Transcribe each record exactly. Omit the pictures.

● ● ● ●

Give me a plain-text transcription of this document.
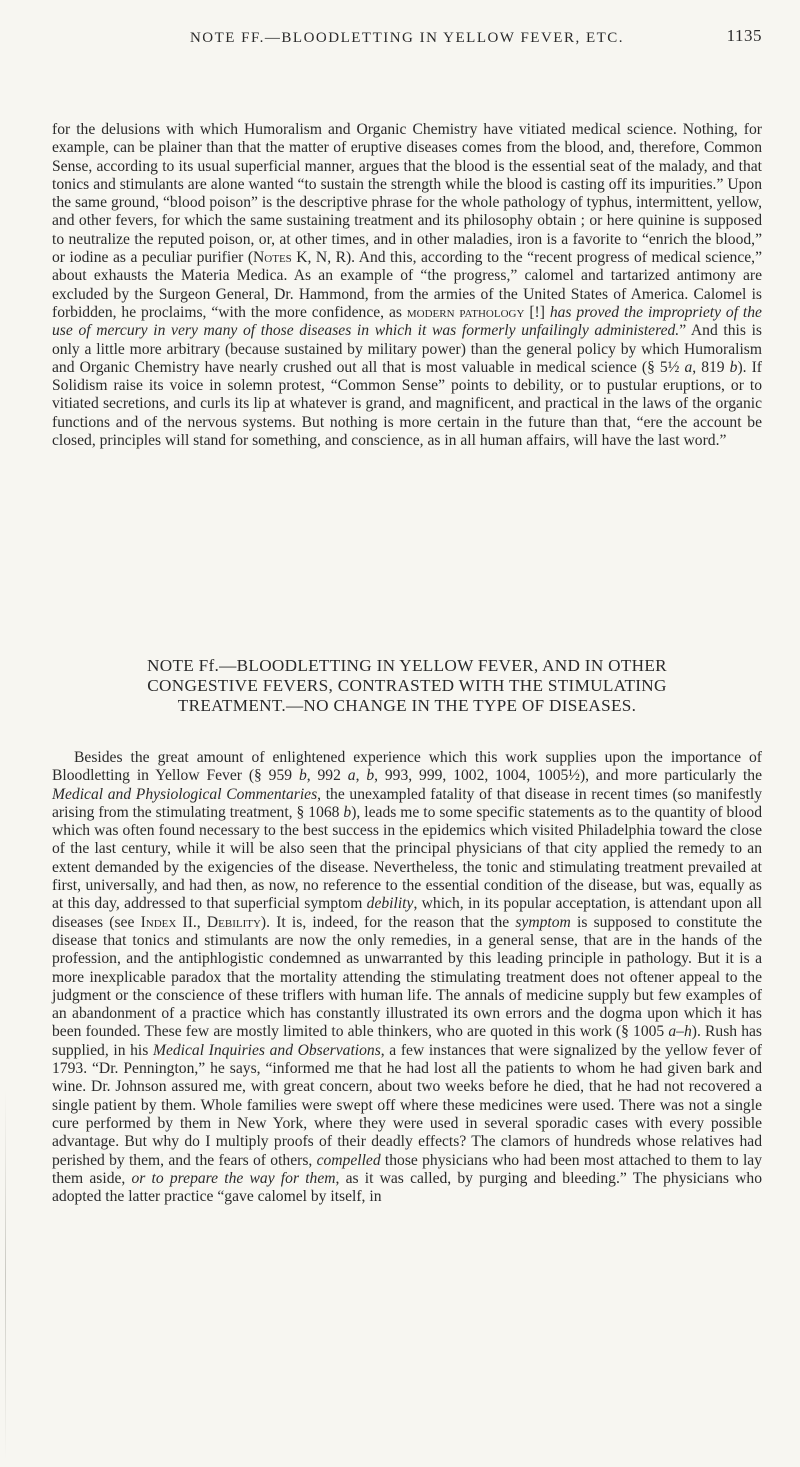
NOTE FF.—BLOODLETTING IN YELLOW FEVER, ETC.	1135

for the delusions with which Humoralism and Organic Chemistry have vitiated medical science. Nothing, for example, can be plainer than that the matter of eruptive diseases comes from the blood, and, therefore, Common Sense, according to its usual superficial manner, argues that the blood is the essential seat of the malady, and that tonics and stimulants are alone wanted “to sustain the strength while the blood is casting off its impurities.” Upon the same ground, “blood poison” is the descriptive phrase for the whole pathology of typhus, intermittent, yellow, and other fevers, for which the same sustaining treatment and its philosophy obtain ; or here quinine is supposed to neutralize the reputed poison, or, at other times, and in other maladies, iron is a favorite to “enrich the blood,” or iodine as a peculiar purifier (Notes K, N, R). And this, according to the “recent progress of medical science,” about exhausts the Materia Medica. As an example of “the progress,” calomel and tartarized antimony are excluded by the Surgeon General, Dr. Hammond, from the armies of the United States of America. Calomel is forbidden, he proclaims, “with the more confidence, as modern pathology [!] has proved the impropriety of the use of mercury in very many of those diseases in which it was formerly unfailingly administered.” And this is only a little more arbitrary (because sustained by military power) than the general policy by which Humoralism and Organic Chemistry have nearly crushed out all that is most valuable in medical science (§ 5½ a, 819 b). If Solidism raise its voice in solemn protest, “Common Sense” points to debility, or to pustular eruptions, or to vitiated secretions, and curls its lip at whatever is grand, and magnificent, and practical in the laws of the organic functions and of the nervous systems. But nothing is more certain in the future than that, “ere the account be closed, principles will stand for something, and conscience, as in all human affairs, will have the last word.”

NOTE Ff.—BLOODLETTING IN YELLOW FEVER, AND IN OTHER
CONGESTIVE FEVERS, CONTRASTED WITH THE STIMULATING
TREATMENT.—NO CHANGE IN THE TYPE OF DISEASES.

Besides the great amount of enlightened experience which this work supplies upon the importance of Bloodletting in Yellow Fever (§ 959 b, 992 a, b, 993, 999, 1002, 1004, 1005½), and more particularly the Medical and Physiological Commentaries, the unexampled fatality of that disease in recent times (so manifestly arising from the stimulating treatment, § 1068 b), leads me to some specific statements as to the quantity of blood which was often found necessary to the best success in the epidemics which visited Philadelphia toward the close of the last century, while it will be also seen that the principal physicians of that city applied the remedy to an extent demanded by the exigencies of the disease. Nevertheless, the tonic and stimulating treatment prevailed at first, universally, and had then, as now, no reference to the essential condition of the disease, but was, equally as at this day, addressed to that superficial symptom debility, which, in its popular acceptation, is attendant upon all diseases (see Index II., Debility). It is, indeed, for the reason that the symptom is supposed to constitute the disease that tonics and stimulants are now the only remedies, in a general sense, that are in the hands of the profession, and the antiphlogistic condemned as unwarranted by this leading principle in pathology. But it is a more inexplicable paradox that the mortality attending the stimulating treatment does not oftener appeal to the judgment or the conscience of these triflers with human life. The annals of medicine supply but few examples of an abandonment of a practice which has constantly illustrated its own errors and the dogma upon which it has been founded. These few are mostly limited to able thinkers, who are quoted in this work (§ 1005 a–h). Rush has supplied, in his Medical Inquiries and Observations, a few instances that were signalized by the yellow fever of 1793. “Dr. Pennington,” he says, “informed me that he had lost all the patients to whom he had given bark and wine. Dr. Johnson assured me, with great concern, about two weeks before he died, that he had not recovered a single patient by them. Whole families were swept off where these medicines were used. There was not a single cure performed by them in New York, where they were used in several sporadic cases with every possible advantage. But why do I multiply proofs of their deadly effects? The clamors of hundreds whose relatives had perished by them, and the fears of others, compelled those physicians who had been most attached to them to lay them aside, or to prepare the way for them, as it was called, by purging and bleeding.” The physicians who adopted the latter practice “gave calomel by itself, in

● ● ● ●

Task result
Give me a plain-text transcription of this document.
NOTE FF.—BLOODLETTING IN YELLOW FEVER, ETC.	1135

for the delusions with which Humoralism and Organic Chemistry have vitiated medical science. Nothing, for example, can be plainer than that the matter of eruptive diseases comes from the blood, and, therefore, Common Sense, according to its usual superficial manner, argues that the blood is the essential seat of the malady, and that tonics and stimulants are alone wanted “to sustain the strength while the blood is casting off its impurities.” Upon the same ground, “blood poison” is the descriptive phrase for the whole pathology of typhus, intermittent, yellow, and other fevers, for which the same sustaining treatment and its philosophy obtain ; or here quinine is supposed to neutralize the reputed poison, or, at other times, and in other maladies, iron is a favorite to “enrich the blood,” or iodine as a peculiar purifier (Notes K, N, R). And this, according to the “recent progress of medical science,” about exhausts the Materia Medica. As an example of “the progress,” calomel and tartarized antimony are excluded by the Surgeon General, Dr. Hammond, from the armies of the United States of America. Calomel is forbidden, he proclaims, “with the more confidence, as modern pathology [!] has proved the impropriety of the use of mercury in very many of those diseases in which it was formerly unfailingly administered.” And this is only a little more arbitrary (because sustained by military power) than the general policy by which Humoralism and Organic Chemistry have nearly crushed out all that is most valuable in medical science (§ 5½ a, 819 b). If Solidism raise its voice in solemn protest, “Common Sense” points to debility, or to pustular eruptions, or to vitiated secretions, and curls its lip at whatever is grand, and magnificent, and practical in the laws of the organic functions and of the nervous systems. But nothing is more certain in the future than that, “ere the account be closed, principles will stand for something, and conscience, as in all human affairs, will have the last word.”

NOTE Ff.—BLOODLETTING IN YELLOW FEVER, AND IN OTHER
CONGESTIVE FEVERS, CONTRASTED WITH THE STIMULATING
TREATMENT.—NO CHANGE IN THE TYPE OF DISEASES.

Besides the great amount of enlightened experience which this work supplies upon the importance of Bloodletting in Yellow Fever (§ 959 b, 992 a, b, 993, 999, 1002, 1004, 1005½), and more particularly the Medical and Physiological Commentaries, the unexampled fatality of that disease in recent times (so manifestly arising from the stimulating treatment, § 1068 b), leads me to some specific statements as to the quantity of blood which was often found necessary to the best success in the epidemics which visited Philadelphia toward the close of the last century, while it will be also seen that the principal physicians of that city applied the remedy to an extent demanded by the exigencies of the disease. Nevertheless, the tonic and stimulating treatment prevailed at first, universally, and had then, as now, no reference to the essential condition of the disease, but was, equally as at this day, addressed to that superficial symptom debility, which, in its popular acceptation, is attendant upon all diseases (see Index II., Debility). It is, indeed, for the reason that the symptom is supposed to constitute the disease that tonics and stimulants are now the only remedies, in a general sense, that are in the hands of the profession, and the antiphlogistic condemned as unwarranted by this leading principle in pathology. But it is a more inexplicable paradox that the mortality attending the stimulating treatment does not oftener appeal to the judgment or the conscience of these triflers with human life. The annals of medicine supply but few examples of an abandonment of a practice which has constantly illustrated its own errors and the dogma upon which it has been founded. These few are mostly limited to able thinkers, who are quoted in this work (§ 1005 a–h). Rush has supplied, in his Medical Inquiries and Observations, a few instances that were signalized by the yellow fever of 1793. “Dr. Pennington,” he says, “informed me that he had lost all the patients to whom he had given bark and wine. Dr. Johnson assured me, with great concern, about two weeks before he died, that he had not recovered a single patient by them. Whole families were swept off where these medicines were used. There was not a single cure performed by them in New York, where they were used in several sporadic cases with every possible advantage. But why do I multiply proofs of their deadly effects? The clamors of hundreds whose relatives had perished by them, and the fears of others, compelled those physicians who had been most attached to them to lay them aside, or to prepare the way for them, as it was called, by purging and bleeding.” The physicians who adopted the latter practice “gave calomel by itself, in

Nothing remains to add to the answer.